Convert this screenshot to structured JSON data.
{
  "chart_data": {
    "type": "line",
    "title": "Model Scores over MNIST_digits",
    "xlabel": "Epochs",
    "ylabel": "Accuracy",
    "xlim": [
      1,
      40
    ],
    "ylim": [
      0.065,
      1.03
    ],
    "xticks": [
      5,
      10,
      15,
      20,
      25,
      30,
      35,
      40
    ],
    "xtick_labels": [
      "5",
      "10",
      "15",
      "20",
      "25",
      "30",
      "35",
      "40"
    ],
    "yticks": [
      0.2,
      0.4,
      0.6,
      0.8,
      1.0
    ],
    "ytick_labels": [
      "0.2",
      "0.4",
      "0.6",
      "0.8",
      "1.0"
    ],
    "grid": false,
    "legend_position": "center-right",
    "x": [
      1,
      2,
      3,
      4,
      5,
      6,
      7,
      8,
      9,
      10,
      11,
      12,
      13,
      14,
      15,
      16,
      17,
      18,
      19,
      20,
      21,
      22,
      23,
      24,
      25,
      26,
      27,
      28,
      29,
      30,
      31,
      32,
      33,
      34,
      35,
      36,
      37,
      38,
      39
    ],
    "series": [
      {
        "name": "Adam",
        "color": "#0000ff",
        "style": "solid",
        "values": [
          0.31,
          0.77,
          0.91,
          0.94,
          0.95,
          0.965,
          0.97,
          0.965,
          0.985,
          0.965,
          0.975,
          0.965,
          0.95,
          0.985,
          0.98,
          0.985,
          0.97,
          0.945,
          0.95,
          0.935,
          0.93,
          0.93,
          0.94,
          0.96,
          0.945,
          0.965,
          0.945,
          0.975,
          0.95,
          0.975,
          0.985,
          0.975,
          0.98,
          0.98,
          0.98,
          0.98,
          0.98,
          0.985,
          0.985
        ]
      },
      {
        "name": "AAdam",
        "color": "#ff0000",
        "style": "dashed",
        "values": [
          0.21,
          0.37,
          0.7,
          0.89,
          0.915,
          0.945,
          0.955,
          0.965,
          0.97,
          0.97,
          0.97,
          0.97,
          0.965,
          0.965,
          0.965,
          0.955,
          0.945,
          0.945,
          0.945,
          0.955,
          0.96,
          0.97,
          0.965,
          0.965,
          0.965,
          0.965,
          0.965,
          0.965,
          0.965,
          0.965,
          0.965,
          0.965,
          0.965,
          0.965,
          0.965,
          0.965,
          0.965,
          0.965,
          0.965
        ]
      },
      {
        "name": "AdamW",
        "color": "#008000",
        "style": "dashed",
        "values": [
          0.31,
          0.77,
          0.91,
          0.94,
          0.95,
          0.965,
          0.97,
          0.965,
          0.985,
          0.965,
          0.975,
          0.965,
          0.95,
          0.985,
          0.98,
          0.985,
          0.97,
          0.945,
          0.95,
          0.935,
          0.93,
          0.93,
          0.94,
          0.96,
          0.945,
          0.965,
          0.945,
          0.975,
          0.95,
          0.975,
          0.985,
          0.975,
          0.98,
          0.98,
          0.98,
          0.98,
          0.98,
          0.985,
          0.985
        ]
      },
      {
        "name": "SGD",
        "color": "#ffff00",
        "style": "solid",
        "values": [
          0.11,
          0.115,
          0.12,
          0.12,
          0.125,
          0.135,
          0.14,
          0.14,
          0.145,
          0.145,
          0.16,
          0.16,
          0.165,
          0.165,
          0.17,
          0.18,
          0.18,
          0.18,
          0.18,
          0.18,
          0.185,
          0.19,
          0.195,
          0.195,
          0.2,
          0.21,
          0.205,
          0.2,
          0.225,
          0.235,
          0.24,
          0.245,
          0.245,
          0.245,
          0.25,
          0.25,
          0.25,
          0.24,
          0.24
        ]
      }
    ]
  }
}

------------------------------------------------------------------------

Exercise: Filter for "name". Return all lines that hold it.

Solution to this problem:
        "name": "Adam",
        "name": "AAdam",
        "name": "AdamW",
        "name": "SGD",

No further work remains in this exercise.